## EXERCISE REQUIREMENTS
Output each line of the material exactly as it stands.

Dataset records:

------------------------------------------------

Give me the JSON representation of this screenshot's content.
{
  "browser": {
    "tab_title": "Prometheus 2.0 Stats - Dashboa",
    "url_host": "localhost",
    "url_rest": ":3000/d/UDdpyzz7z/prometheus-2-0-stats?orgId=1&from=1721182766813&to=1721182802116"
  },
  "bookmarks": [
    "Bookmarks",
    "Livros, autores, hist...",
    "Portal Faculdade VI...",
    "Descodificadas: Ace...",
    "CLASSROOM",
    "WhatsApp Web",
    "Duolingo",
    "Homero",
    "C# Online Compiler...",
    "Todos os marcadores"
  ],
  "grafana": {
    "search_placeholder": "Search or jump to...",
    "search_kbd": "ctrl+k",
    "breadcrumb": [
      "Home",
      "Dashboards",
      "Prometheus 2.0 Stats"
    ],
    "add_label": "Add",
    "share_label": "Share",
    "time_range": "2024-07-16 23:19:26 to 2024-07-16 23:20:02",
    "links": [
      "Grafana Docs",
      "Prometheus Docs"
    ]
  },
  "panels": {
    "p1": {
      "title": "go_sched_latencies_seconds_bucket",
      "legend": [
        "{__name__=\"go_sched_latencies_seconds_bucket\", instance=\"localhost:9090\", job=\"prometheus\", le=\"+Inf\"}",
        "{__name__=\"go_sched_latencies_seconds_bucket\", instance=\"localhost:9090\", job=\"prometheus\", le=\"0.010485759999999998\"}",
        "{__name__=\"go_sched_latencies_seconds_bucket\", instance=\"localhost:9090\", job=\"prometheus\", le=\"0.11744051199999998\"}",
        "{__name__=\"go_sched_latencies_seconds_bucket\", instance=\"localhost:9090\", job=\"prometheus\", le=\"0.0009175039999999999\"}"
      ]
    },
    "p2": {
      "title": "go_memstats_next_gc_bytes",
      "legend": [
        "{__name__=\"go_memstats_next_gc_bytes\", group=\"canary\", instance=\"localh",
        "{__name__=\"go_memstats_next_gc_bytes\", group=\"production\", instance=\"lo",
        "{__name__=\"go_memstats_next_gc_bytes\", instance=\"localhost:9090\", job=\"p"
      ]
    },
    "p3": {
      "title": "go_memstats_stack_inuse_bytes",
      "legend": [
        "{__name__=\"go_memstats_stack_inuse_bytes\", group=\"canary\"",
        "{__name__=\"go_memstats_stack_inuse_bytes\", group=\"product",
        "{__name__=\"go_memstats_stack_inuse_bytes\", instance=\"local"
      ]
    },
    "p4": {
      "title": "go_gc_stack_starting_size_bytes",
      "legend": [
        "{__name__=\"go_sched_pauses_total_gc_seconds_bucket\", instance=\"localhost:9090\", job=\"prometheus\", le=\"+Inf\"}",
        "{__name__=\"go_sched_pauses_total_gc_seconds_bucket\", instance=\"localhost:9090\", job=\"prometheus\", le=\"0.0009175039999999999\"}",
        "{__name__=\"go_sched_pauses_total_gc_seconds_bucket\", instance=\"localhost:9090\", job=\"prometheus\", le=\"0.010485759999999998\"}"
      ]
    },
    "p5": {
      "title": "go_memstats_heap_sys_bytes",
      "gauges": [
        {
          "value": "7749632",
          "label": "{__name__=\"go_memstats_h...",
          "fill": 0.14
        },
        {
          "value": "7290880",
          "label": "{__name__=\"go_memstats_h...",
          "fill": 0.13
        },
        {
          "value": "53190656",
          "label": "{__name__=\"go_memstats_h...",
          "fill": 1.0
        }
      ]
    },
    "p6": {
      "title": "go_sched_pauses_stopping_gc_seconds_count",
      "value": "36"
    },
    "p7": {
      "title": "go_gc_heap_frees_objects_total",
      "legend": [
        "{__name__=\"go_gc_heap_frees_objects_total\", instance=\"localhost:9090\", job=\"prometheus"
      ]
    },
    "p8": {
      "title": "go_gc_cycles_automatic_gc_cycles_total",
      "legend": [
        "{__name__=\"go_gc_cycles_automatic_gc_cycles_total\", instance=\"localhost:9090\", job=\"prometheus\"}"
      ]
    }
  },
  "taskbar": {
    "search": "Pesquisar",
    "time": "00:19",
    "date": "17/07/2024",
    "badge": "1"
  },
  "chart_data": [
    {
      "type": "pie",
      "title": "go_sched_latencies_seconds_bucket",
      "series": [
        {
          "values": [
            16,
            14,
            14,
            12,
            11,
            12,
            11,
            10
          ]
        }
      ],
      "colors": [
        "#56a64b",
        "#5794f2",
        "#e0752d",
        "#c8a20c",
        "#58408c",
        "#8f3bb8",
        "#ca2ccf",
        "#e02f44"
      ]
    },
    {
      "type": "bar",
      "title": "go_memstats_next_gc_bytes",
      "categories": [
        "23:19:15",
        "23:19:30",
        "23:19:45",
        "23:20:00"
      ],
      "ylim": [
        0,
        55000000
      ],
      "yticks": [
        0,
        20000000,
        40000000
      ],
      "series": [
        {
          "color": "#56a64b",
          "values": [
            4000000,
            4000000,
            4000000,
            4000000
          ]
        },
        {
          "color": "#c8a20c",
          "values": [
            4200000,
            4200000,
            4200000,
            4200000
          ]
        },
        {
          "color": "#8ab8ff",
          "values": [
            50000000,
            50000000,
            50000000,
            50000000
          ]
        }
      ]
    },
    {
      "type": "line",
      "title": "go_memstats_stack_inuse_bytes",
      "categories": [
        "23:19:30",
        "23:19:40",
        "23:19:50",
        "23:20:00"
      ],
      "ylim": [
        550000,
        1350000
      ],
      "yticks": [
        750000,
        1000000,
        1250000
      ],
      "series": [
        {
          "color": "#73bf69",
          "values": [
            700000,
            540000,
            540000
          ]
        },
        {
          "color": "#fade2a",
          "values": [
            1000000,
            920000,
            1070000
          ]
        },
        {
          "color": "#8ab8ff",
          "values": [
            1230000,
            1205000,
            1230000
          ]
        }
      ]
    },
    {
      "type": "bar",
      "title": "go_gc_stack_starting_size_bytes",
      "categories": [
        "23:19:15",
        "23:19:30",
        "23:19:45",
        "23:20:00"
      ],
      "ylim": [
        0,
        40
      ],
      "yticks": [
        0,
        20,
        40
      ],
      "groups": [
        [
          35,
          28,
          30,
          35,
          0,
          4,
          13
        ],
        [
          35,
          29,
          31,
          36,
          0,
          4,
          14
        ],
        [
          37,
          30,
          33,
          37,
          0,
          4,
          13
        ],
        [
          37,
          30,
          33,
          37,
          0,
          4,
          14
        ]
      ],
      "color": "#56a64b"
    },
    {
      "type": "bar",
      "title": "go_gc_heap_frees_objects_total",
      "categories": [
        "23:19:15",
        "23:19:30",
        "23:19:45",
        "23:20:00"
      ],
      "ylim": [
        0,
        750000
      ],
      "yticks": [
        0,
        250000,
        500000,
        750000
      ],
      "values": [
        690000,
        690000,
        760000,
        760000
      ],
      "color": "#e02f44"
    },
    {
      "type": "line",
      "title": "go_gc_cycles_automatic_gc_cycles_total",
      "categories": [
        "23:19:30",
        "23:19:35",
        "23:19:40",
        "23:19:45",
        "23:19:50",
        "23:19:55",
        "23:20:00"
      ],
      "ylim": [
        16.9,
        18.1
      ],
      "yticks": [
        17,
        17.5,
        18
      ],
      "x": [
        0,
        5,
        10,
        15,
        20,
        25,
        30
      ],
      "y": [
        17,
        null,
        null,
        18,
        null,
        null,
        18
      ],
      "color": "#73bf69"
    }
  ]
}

------------------------------------------------

## RESPONSE FOR THIS EXERCISE
Give me the JSON representation of this screenshot's content.
{
  "browser": {
    "tab_title": "Prometheus 2.0 Stats - Dashboa",
    "url_host": "localhost",
    "url_rest": ":3000/d/UDdpyzz7z/prometheus-2-0-stats?orgId=1&from=1721182766813&to=1721182802116"
  },
  "bookmarks": [
    "Bookmarks",
    "Livros, autores, hist...",
    "Portal Faculdade VI...",
    "Descodificadas: Ace...",
    "CLASSROOM",
    "WhatsApp Web",
    "Duolingo",
    "Homero",
    "C# Online Compiler...",
    "Todos os marcadores"
  ],
  "grafana": {
    "search_placeholder": "Search or jump to...",
    "search_kbd": "ctrl+k",
    "breadcrumb": [
      "Home",
      "Dashboards",
      "Prometheus 2.0 Stats"
    ],
    "add_label": "Add",
    "share_label": "Share",
    "time_range": "2024-07-16 23:19:26 to 2024-07-16 23:20:02",
    "links": [
      "Grafana Docs",
      "Prometheus Docs"
    ]
  },
  "panels": {
    "p1": {
      "title": "go_sched_latencies_seconds_bucket",
      "legend": [
        "{__name__=\"go_sched_latencies_seconds_bucket\", instance=\"localhost:9090\", job=\"prometheus\", le=\"+Inf\"}",
        "{__name__=\"go_sched_latencies_seconds_bucket\", instance=\"localhost:9090\", job=\"prometheus\", le=\"0.010485759999999998\"}",
        "{__name__=\"go_sched_latencies_seconds_bucket\", instance=\"localhost:9090\", job=\"prometheus\", le=\"0.11744051199999998\"}",
        "{__name__=\"go_sched_latencies_seconds_bucket\", instance=\"localhost:9090\", job=\"prometheus\", le=\"0.0009175039999999999\"}"
      ]
    },
    "p2": {
      "title": "go_memstats_next_gc_bytes",
      "legend": [
        "{__name__=\"go_memstats_next_gc_bytes\", group=\"canary\", instance=\"localh",
        "{__name__=\"go_memstats_next_gc_bytes\", group=\"production\", instance=\"lo",
        "{__name__=\"go_memstats_next_gc_bytes\", instance=\"localhost:9090\", job=\"p"
      ]
    },
    "p3": {
      "title": "go_memstats_stack_inuse_bytes",
      "legend": [
        "{__name__=\"go_memstats_stack_inuse_bytes\", group=\"canary\"",
        "{__name__=\"go_memstats_stack_inuse_bytes\", group=\"product",
        "{__name__=\"go_memstats_stack_inuse_bytes\", instance=\"local"
      ]
    },
    "p4": {
      "title": "go_gc_stack_starting_size_bytes",
      "legend": [
        "{__name__=\"go_sched_pauses_total_gc_seconds_bucket\", instance=\"localhost:9090\", job=\"prometheus\", le=\"+Inf\"}",
        "{__name__=\"go_sched_pauses_total_gc_seconds_bucket\", instance=\"localhost:9090\", job=\"prometheus\", le=\"0.0009175039999999999\"}",
        "{__name__=\"go_sched_pauses_total_gc_seconds_bucket\", instance=\"localhost:9090\", job=\"prometheus\", le=\"0.010485759999999998\"}"
      ]
    },
    "p5": {
      "title": "go_memstats_heap_sys_bytes",
      "gauges": [
        {
          "value": "7749632",
          "label": "{__name__=\"go_memstats_h...",
          "fill": 0.14
        },
        {
          "value": "7290880",
          "label": "{__name__=\"go_memstats_h...",
          "fill": 0.13
        },
        {
          "value": "53190656",
          "label": "{__name__=\"go_memstats_h...",
          "fill": 1.0
        }
      ]
    },
    "p6": {
      "title": "go_sched_pauses_stopping_gc_seconds_count",
      "value": "36"
    },
    "p7": {
      "title": "go_gc_heap_frees_objects_total",
      "legend": [
        "{__name__=\"go_gc_heap_frees_objects_total\", instance=\"localhost:9090\", job=\"prometheus"
      ]
    },
    "p8": {
      "title": "go_gc_cycles_automatic_gc_cycles_total",
      "legend": [
        "{__name__=\"go_gc_cycles_automatic_gc_cycles_total\", instance=\"localhost:9090\", job=\"prometheus\"}"
      ]
    }
  },
  "taskbar": {
    "search": "Pesquisar",
    "time": "00:19",
    "date": "17/07/2024",
    "badge": "1"
  },
  "chart_data": [
    {
      "type": "pie",
      "title": "go_sched_latencies_seconds_bucket",
      "series": [
        {
          "values": [
            16,
            14,
            14,
            12,
            11,
            12,
            11,
            10
          ]
        }
      ],
      "colors": [
        "#56a64b",
        "#5794f2",
        "#e0752d",
        "#c8a20c",
        "#58408c",
        "#8f3bb8",
        "#ca2ccf",
        "#e02f44"
      ]
    },
    {
      "type": "bar",
      "title": "go_memstats_next_gc_bytes",
      "categories": [
        "23:19:15",
        "23:19:30",
        "23:19:45",
        "23:20:00"
      ],
      "ylim": [
        0,
        55000000
      ],
      "yticks": [
        0,
        20000000,
        40000000
      ],
      "series": [
        {
          "color": "#56a64b",
          "values": [
            4000000,
            4000000,
            4000000,
            4000000
          ]
        },
        {
          "color": "#c8a20c",
          "values": [
            4200000,
            4200000,
            4200000,
            4200000
          ]
        },
        {
          "color": "#8ab8ff",
          "values": [
            50000000,
            50000000,
            50000000,
            50000000
          ]
        }
      ]
    },
    {
      "type": "line",
      "title": "go_memstats_stack_inuse_bytes",
      "categories": [
        "23:19:30",
        "23:19:40",
        "23:19:50",
        "23:20:00"
      ],
      "ylim": [
        550000,
        1350000
      ],
      "yticks": [
        750000,
        1000000,
        1250000
      ],
      "series": [
        {
          "color": "#73bf69",
          "values": [
            700000,
            540000,
            540000
          ]
        },
        {
          "color": "#fade2a",
          "values": [
            1000000,
            920000,
            1070000
          ]
        },
        {
          "color": "#8ab8ff",
          "values": [
            1230000,
            1205000,
            1230000
          ]
        }
      ]
    },
    {
      "type": "bar",
      "title": "go_gc_stack_starting_size_bytes",
      "categories": [
        "23:19:15",
        "23:19:30",
        "23:19:45",
        "23:20:00"
      ],
      "ylim": [
        0,
        40
      ],
      "yticks": [
        0,
        20,
        40
      ],
      "groups": [
        [
          35,
          28,
          30,
          35,
          0,
          4,
          13
        ],
        [
          35,
          29,
          31,
          36,
          0,
          4,
          14
        ],
        [
          37,
          30,
          33,
          37,
          0,
          4,
          13
        ],
        [
          37,
          30,
          33,
          37,
          0,
          4,
          14
        ]
      ],
      "color": "#56a64b"
    },
    {
      "type": "bar",
      "title": "go_gc_heap_frees_objects_total",
      "categories": [
        "23:19:15",
        "23:19:30",
        "23:19:45",
        "23:20:00"
      ],
      "ylim": [
        0,
        750000
      ],
      "yticks": [
        0,
        250000,
        500000,
        750000
      ],
      "values": [
        690000,
        690000,
        760000,
        760000
      ],
      "color": "#e02f44"
    },
    {
      "type": "line",
      "title": "go_gc_cycles_automatic_gc_cycles_total",
      "categories": [
        "23:19:30",
        "23:19:35",
        "23:19:40",
        "23:19:45",
        "23:19:50",
        "23:19:55",
        "23:20:00"
      ],
      "ylim": [
        16.9,
        18.1
      ],
      "yticks": [
        17,
        17.5,
        18
      ],
      "x": [
        0,
        5,
        10,
        15,
        20,
        25,
        30
      ],
      "y": [
        17,
        null,
        null,
        18,
        null,
        null,
        18
      ],
      "color": "#73bf69"
    }
  ]
}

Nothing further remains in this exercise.